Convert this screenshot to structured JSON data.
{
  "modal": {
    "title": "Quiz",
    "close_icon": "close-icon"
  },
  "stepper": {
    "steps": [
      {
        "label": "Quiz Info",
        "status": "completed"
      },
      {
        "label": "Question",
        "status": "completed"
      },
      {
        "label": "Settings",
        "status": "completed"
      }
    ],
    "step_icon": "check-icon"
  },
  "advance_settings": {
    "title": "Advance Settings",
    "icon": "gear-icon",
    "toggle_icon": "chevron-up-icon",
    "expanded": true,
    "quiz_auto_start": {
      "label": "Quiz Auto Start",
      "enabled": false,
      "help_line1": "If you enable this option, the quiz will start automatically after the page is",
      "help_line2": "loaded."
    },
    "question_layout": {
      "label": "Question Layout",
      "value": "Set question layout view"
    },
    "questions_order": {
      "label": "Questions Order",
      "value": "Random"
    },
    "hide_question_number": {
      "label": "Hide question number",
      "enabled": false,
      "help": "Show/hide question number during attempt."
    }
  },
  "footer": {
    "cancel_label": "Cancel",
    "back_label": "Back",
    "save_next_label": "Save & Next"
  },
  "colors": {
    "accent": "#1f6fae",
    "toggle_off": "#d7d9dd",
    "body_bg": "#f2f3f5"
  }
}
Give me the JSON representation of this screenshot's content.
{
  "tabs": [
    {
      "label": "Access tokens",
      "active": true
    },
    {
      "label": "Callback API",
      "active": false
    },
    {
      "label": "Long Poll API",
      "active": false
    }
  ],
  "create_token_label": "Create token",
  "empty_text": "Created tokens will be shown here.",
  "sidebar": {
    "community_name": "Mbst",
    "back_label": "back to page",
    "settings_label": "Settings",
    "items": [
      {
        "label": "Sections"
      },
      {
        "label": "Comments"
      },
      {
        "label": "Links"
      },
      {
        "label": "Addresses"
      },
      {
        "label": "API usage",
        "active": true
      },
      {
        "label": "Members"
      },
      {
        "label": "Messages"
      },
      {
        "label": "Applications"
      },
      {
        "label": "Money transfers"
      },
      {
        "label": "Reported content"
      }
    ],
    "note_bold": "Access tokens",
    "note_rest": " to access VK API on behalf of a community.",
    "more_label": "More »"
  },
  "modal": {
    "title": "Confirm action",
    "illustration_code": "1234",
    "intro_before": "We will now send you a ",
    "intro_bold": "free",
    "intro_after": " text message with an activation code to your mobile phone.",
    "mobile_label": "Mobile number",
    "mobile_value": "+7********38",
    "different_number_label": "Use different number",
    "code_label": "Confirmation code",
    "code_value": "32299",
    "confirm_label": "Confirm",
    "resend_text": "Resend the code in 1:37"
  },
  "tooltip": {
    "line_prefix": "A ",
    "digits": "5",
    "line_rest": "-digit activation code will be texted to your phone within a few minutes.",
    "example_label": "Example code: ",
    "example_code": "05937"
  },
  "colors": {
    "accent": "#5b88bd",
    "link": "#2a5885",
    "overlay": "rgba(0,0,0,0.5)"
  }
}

» Problem description
Output each entry precisely as given.

» Task output
Convert this screenshot to structured JSON data.
{
  "modal": {
    "title": "Quiz",
    "close_icon": "close-icon"
  },
  "stepper": {
    "steps": [
      {
        "label": "Quiz Info",
        "status": "completed"
      },
      {
        "label": "Question",
        "status": "completed"
      },
      {
        "label": "Settings",
        "status": "completed"
      }
    ],
    "step_icon": "check-icon"
  },
  "advance_settings": {
    "title": "Advance Settings",
    "icon": "gear-icon",
    "toggle_icon": "chevron-up-icon",
    "expanded": true,
    "quiz_auto_start": {
      "label": "Quiz Auto Start",
      "enabled": false,
      "help_line1": "If you enable this option, the quiz will start automatically after the page is",
      "help_line2": "loaded."
    },
    "question_layout": {
      "label": "Question Layout",
      "value": "Set question layout view"
    },
    "questions_order": {
      "label": "Questions Order",
      "value": "Random"
    },
    "hide_question_number": {
      "label": "Hide question number",
      "enabled": false,
      "help": "Show/hide question number during attempt."
    }
  },
  "footer": {
    "cancel_label": "Cancel",
    "back_label": "Back",
    "save_next_label": "Save & Next"
  },
  "colors": {
    "accent": "#1f6fae",
    "toggle_off": "#d7d9dd",
    "body_bg": "#f2f3f5"
  }
}
Give me the JSON representation of this screenshot's content.
{
  "tabs": [
    {
      "label": "Access tokens",
      "active": true
    },
    {
      "label": "Callback API",
      "active": false
    },
    {
      "label": "Long Poll API",
      "active": false
    }
  ],
  "create_token_label": "Create token",
  "empty_text": "Created tokens will be shown here.",
  "sidebar": {
    "community_name": "Mbst",
    "back_label": "back to page",
    "settings_label": "Settings",
    "items": [
      {
        "label": "Sections"
      },
      {
        "label": "Comments"
      },
      {
        "label": "Links"
      },
      {
        "label": "Addresses"
      },
      {
        "label": "API usage",
        "active": true
      },
      {
        "label": "Members"
      },
      {
        "label": "Messages"
      },
      {
        "label": "Applications"
      },
      {
        "label": "Money transfers"
      },
      {
        "label": "Reported content"
      }
    ],
    "note_bold": "Access tokens",
    "note_rest": " to access VK API on behalf of a community.",
    "more_label": "More »"
  },
  "modal": {
    "title": "Confirm action",
    "illustration_code": "1234",
    "intro_before": "We will now send you a ",
    "intro_bold": "free",
    "intro_after": " text message with an activation code to your mobile phone.",
    "mobile_label": "Mobile number",
    "mobile_value": "+7********38",
    "different_number_label": "Use different number",
    "code_label": "Confirmation code",
    "code_value": "32299",
    "confirm_label": "Confirm",
    "resend_text": "Resend the code in 1:37"
  },
  "tooltip": {
    "line_prefix": "A ",
    "digits": "5",
    "line_rest": "-digit activation code will be texted to your phone within a few minutes.",
    "example_label": "Example code: ",
    "example_code": "05937"
  },
  "colors": {
    "accent": "#5b88bd",
    "link": "#2a5885",
    "overlay": "rgba(0,0,0,0.5)"
  }
}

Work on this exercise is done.